Reproduce the material exactly, omitting nothing.

*DATA EXTRACT*.
____
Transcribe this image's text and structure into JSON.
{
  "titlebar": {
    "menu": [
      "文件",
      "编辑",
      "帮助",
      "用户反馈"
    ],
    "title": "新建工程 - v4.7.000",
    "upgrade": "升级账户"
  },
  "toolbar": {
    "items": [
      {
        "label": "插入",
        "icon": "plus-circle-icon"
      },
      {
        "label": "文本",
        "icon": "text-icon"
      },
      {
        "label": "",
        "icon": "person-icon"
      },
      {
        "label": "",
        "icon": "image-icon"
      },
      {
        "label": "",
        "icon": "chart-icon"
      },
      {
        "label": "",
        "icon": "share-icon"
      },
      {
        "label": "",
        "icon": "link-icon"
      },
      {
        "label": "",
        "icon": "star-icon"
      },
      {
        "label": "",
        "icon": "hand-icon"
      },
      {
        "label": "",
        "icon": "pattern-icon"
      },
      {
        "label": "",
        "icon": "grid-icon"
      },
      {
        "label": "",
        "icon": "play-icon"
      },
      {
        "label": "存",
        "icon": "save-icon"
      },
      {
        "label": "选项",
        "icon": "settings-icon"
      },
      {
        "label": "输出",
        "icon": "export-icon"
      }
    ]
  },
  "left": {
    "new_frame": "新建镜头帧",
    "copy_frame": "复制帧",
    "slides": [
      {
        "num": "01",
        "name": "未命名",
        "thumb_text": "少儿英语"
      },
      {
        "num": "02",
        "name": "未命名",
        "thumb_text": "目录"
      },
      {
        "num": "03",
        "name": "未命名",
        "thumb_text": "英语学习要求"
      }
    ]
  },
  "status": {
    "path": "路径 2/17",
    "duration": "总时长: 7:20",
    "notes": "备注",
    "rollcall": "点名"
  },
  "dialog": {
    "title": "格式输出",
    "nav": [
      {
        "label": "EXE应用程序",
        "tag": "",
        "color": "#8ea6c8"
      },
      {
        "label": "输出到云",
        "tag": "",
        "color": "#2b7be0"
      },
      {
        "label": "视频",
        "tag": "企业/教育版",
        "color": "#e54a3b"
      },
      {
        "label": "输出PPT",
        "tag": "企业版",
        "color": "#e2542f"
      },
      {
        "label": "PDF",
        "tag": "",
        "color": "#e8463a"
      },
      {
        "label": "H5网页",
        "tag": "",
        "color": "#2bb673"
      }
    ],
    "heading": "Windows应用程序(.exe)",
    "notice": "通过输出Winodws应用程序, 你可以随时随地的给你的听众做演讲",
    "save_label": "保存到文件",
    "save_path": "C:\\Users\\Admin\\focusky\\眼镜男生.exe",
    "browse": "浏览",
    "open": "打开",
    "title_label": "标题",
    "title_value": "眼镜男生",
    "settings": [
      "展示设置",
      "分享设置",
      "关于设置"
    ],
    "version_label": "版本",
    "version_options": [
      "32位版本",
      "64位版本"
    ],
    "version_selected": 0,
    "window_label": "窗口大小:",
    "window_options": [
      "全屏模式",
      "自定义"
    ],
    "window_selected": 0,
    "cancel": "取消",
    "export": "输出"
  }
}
____
*RESULT OF THE TASK*.
Transcribe this image's text and structure into JSON.
{
  "titlebar": {
    "menu": [
      "文件",
      "编辑",
      "帮助",
      "用户反馈"
    ],
    "title": "新建工程 - v4.7.000",
    "upgrade": "升级账户"
  },
  "toolbar": {
    "items": [
      {
        "label": "插入",
        "icon": "plus-circle-icon"
      },
      {
        "label": "文本",
        "icon": "text-icon"
      },
      {
        "label": "",
        "icon": "person-icon"
      },
      {
        "label": "",
        "icon": "image-icon"
      },
      {
        "label": "",
        "icon": "chart-icon"
      },
      {
        "label": "",
        "icon": "share-icon"
      },
      {
        "label": "",
        "icon": "link-icon"
      },
      {
        "label": "",
        "icon": "star-icon"
      },
      {
        "label": "",
        "icon": "hand-icon"
      },
      {
        "label": "",
        "icon": "pattern-icon"
      },
      {
        "label": "",
        "icon": "grid-icon"
      },
      {
        "label": "",
        "icon": "play-icon"
      },
      {
        "label": "存",
        "icon": "save-icon"
      },
      {
        "label": "选项",
        "icon": "settings-icon"
      },
      {
        "label": "输出",
        "icon": "export-icon"
      }
    ]
  },
  "left": {
    "new_frame": "新建镜头帧",
    "copy_frame": "复制帧",
    "slides": [
      {
        "num": "01",
        "name": "未命名",
        "thumb_text": "少儿英语"
      },
      {
        "num": "02",
        "name": "未命名",
        "thumb_text": "目录"
      },
      {
        "num": "03",
        "name": "未命名",
        "thumb_text": "英语学习要求"
      }
    ]
  },
  "status": {
    "path": "路径 2/17",
    "duration": "总时长: 7:20",
    "notes": "备注",
    "rollcall": "点名"
  },
  "dialog": {
    "title": "格式输出",
    "nav": [
      {
        "label": "EXE应用程序",
        "tag": "",
        "color": "#8ea6c8"
      },
      {
        "label": "输出到云",
        "tag": "",
        "color": "#2b7be0"
      },
      {
        "label": "视频",
        "tag": "企业/教育版",
        "color": "#e54a3b"
      },
      {
        "label": "输出PPT",
        "tag": "企业版",
        "color": "#e2542f"
      },
      {
        "label": "PDF",
        "tag": "",
        "color": "#e8463a"
      },
      {
        "label": "H5网页",
        "tag": "",
        "color": "#2bb673"
      }
    ],
    "heading": "Windows应用程序(.exe)",
    "notice": "通过输出Winodws应用程序, 你可以随时随地的给你的听众做演讲",
    "save_label": "保存到文件",
    "save_path": "C:\\Users\\Admin\\focusky\\眼镜男生.exe",
    "browse": "浏览",
    "open": "打开",
    "title_label": "标题",
    "title_value": "眼镜男生",
    "settings": [
      "展示设置",
      "分享设置",
      "关于设置"
    ],
    "version_label": "版本",
    "version_options": [
      "32位版本",
      "64位版本"
    ],
    "version_selected": 0,
    "window_label": "窗口大小:",
    "window_options": [
      "全屏模式",
      "自定义"
    ],
    "window_selected": 0,
    "cancel": "取消",
    "export": "输出"
  }
}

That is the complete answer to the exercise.